=== What you need to do ===
Reproduce every record below exactly as it appears.

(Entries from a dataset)
··········

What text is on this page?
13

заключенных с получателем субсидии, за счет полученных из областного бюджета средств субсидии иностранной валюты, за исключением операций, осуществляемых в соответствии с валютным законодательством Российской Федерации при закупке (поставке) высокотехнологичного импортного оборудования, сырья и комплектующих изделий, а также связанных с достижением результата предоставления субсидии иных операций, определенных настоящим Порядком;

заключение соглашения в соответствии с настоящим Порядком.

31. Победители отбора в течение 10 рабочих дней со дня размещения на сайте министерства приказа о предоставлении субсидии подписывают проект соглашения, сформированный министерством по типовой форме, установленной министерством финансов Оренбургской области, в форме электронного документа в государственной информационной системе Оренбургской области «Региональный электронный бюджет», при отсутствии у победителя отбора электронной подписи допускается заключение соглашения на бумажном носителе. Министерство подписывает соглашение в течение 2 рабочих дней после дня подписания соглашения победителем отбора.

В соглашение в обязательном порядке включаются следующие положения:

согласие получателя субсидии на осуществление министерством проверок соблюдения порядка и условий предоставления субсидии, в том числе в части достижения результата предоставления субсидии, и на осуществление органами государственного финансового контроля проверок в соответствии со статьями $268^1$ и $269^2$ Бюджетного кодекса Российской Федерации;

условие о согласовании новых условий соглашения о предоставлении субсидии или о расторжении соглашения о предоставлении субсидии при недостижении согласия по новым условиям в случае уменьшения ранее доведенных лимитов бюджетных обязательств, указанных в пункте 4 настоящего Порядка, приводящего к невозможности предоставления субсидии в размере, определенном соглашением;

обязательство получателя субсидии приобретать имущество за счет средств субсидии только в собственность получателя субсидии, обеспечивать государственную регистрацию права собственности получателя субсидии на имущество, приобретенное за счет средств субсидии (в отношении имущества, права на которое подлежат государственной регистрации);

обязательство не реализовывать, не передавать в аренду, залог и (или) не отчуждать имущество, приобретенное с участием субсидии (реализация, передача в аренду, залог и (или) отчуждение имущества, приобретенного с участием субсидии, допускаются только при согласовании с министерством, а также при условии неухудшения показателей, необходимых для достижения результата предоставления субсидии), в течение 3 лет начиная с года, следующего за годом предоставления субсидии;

··········

=== The completed task ===
What text is on this page?
13

заключенных с получателем субсидии, за счет полученных из областного бюджета средств субсидии иностранной валюты, за исключением операций, осуществляемых в соответствии с валютным законодательством Российской Федерации при закупке (поставке) высокотехнологичного импортного оборудования, сырья и комплектующих изделий, а также связанных с достижением результата предоставления субсидии иных операций, определенных настоящим Порядком;

заключение соглашения в соответствии с настоящим Порядком.

31. Победители отбора в течение 10 рабочих дней со дня размещения на сайте министерства приказа о предоставлении субсидии подписывают проект соглашения, сформированный министерством по типовой форме, установленной министерством финансов Оренбургской области, в форме электронного документа в государственной информационной системе Оренбургской области «Региональный электронный бюджет», при отсутствии у победителя отбора электронной подписи допускается заключение соглашения на бумажном носителе. Министерство подписывает соглашение в течение 2 рабочих дней после дня подписания соглашения победителем отбора.

В соглашение в обязательном порядке включаются следующие положения:

согласие получателя субсидии на осуществление министерством проверок соблюдения порядка и условий предоставления субсидии, в том числе в части достижения результата предоставления субсидии, и на осуществление органами государственного финансового контроля проверок в соответствии со статьями $268^1$ и $269^2$ Бюджетного кодекса Российской Федерации;

условие о согласовании новых условий соглашения о предоставлении субсидии или о расторжении соглашения о предоставлении субсидии при недостижении согласия по новым условиям в случае уменьшения ранее доведенных лимитов бюджетных обязательств, указанных в пункте 4 настоящего Порядка, приводящего к невозможности предоставления субсидии в размере, определенном соглашением;

обязательство получателя субсидии приобретать имущество за счет средств субсидии только в собственность получателя субсидии, обеспечивать государственную регистрацию права собственности получателя субсидии на имущество, приобретенное за счет средств субсидии (в отношении имущества, права на которое подлежат государственной регистрации);

обязательство не реализовывать, не передавать в аренду, залог и (или) не отчуждать имущество, приобретенное с участием субсидии (реализация, передача в аренду, залог и (или) отчуждение имущества, приобретенного с участием субсидии, допускаются только при согласовании с министерством, а также при условии неухудшения показателей, необходимых для достижения результата предоставления субсидии), в течение 3 лет начиная с года, следующего за годом предоставления субсидии;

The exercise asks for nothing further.